─── INPUT ROWS ───
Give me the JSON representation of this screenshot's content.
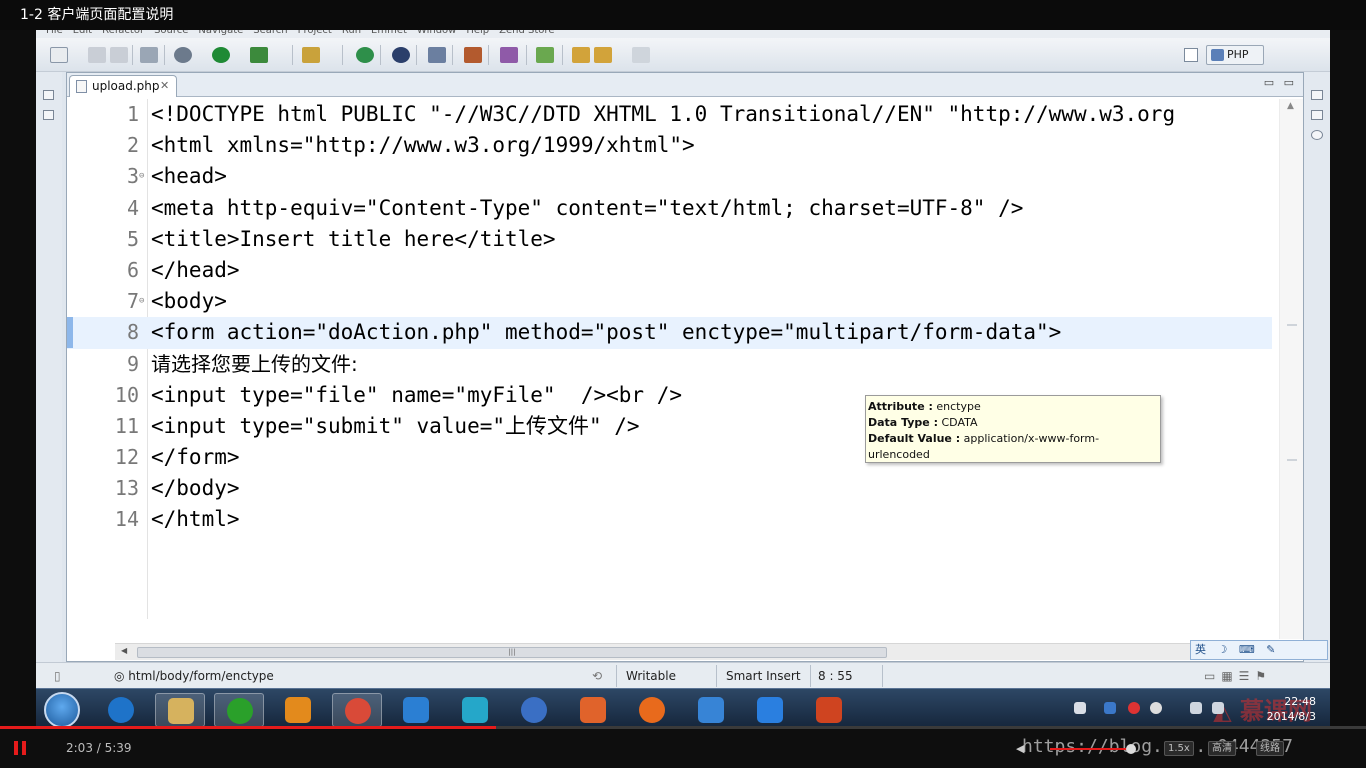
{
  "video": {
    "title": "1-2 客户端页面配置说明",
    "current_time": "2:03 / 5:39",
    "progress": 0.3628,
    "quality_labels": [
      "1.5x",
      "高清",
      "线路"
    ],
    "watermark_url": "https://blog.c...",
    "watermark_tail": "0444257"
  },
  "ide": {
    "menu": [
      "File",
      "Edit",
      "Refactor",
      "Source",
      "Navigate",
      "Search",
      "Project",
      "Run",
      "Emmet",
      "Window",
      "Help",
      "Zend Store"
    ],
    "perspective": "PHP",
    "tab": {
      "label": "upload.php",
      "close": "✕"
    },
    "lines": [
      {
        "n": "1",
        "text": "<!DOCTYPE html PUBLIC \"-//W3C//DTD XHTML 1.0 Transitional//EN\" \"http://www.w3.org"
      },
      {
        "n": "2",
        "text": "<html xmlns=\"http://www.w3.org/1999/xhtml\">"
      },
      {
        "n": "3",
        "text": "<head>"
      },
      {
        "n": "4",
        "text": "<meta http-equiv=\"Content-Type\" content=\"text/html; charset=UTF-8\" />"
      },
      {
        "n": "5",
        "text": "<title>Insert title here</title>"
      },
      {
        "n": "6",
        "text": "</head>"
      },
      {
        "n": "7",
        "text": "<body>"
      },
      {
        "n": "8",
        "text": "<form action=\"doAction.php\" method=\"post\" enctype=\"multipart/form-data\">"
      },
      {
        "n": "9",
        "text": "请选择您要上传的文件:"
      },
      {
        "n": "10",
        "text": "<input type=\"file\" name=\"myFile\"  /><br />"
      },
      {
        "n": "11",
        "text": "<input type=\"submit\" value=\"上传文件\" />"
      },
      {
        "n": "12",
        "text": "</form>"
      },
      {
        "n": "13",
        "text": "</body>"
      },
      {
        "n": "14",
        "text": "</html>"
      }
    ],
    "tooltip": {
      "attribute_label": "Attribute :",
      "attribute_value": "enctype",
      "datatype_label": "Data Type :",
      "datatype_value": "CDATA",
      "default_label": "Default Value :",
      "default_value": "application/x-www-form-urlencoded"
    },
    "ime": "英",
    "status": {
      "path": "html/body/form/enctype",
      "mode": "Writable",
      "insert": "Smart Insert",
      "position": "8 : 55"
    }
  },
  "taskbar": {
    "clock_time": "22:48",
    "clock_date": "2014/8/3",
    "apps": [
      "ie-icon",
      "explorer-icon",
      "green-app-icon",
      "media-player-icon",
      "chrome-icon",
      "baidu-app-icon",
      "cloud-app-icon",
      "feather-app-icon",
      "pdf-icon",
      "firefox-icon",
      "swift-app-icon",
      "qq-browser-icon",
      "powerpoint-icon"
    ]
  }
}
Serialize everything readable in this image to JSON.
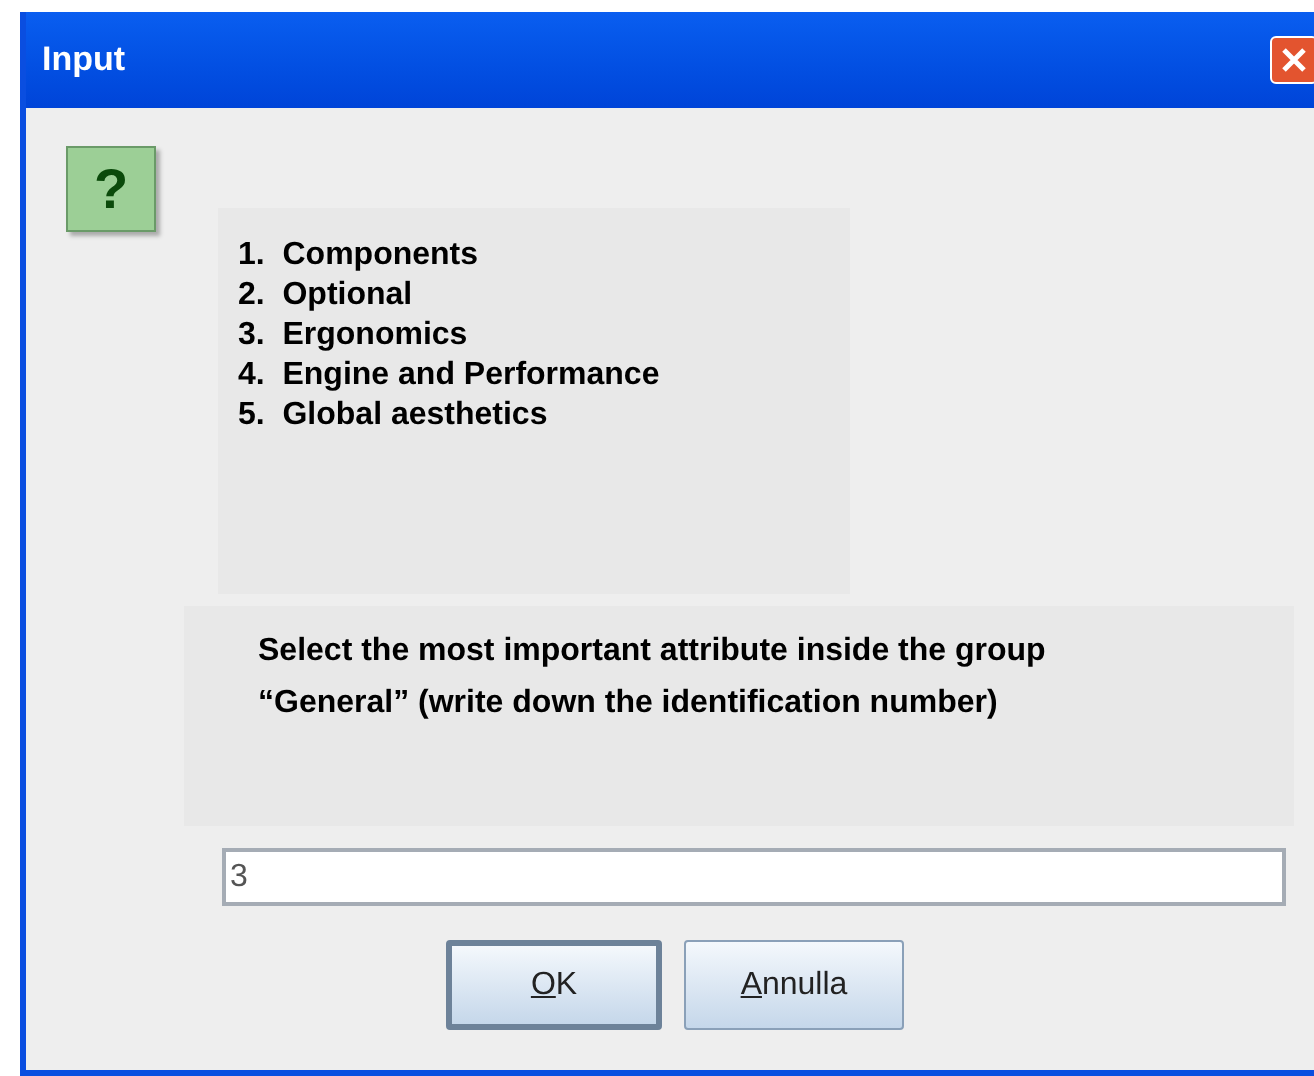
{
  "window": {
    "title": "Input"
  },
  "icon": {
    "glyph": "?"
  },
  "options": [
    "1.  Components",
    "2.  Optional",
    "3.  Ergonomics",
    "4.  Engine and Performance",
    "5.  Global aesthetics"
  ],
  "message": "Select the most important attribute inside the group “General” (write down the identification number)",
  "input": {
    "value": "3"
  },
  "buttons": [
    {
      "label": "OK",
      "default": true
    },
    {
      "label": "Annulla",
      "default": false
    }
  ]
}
───
─── INPUT ROWS ───
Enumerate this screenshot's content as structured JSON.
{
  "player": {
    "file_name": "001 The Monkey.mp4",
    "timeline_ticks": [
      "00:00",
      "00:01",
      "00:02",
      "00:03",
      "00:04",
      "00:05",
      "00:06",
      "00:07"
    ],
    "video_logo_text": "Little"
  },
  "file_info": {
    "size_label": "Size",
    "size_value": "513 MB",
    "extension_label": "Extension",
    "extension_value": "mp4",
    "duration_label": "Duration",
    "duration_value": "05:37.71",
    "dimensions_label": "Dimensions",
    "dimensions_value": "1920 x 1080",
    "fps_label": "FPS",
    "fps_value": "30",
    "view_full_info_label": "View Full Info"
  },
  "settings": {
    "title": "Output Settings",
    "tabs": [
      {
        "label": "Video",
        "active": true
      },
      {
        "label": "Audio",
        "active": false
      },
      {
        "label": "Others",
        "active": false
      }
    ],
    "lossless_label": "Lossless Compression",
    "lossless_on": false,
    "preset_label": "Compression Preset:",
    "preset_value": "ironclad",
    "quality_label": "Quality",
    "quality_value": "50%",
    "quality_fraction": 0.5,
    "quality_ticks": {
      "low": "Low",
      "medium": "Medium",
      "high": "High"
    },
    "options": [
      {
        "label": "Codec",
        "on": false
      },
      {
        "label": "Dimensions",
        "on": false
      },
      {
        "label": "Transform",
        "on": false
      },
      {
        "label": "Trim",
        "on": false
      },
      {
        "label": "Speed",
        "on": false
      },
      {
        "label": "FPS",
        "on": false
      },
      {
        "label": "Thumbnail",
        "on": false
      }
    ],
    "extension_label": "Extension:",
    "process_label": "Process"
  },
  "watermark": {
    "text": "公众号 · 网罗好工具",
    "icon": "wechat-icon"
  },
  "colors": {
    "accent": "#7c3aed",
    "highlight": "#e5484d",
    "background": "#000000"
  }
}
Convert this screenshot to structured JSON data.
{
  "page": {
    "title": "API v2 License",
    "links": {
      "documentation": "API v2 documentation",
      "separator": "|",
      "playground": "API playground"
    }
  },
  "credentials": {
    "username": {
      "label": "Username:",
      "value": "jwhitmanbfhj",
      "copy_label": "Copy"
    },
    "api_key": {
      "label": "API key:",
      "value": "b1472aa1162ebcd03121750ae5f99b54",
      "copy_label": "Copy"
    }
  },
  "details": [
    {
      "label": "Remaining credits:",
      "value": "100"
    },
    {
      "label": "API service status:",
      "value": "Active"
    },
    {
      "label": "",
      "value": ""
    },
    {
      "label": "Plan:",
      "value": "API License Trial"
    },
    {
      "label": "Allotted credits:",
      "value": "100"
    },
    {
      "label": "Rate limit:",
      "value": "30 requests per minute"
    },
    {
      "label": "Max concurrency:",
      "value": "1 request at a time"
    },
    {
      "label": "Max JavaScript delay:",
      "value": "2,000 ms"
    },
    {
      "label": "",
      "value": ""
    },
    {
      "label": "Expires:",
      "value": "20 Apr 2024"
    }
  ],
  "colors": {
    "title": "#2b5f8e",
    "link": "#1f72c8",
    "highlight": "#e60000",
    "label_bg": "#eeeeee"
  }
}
───
*DIRECTIVE*.
Tell how many lines of the data above hold the string "html". Give only the number.

*SOLUTION FOR THIS PROBLEM*.
5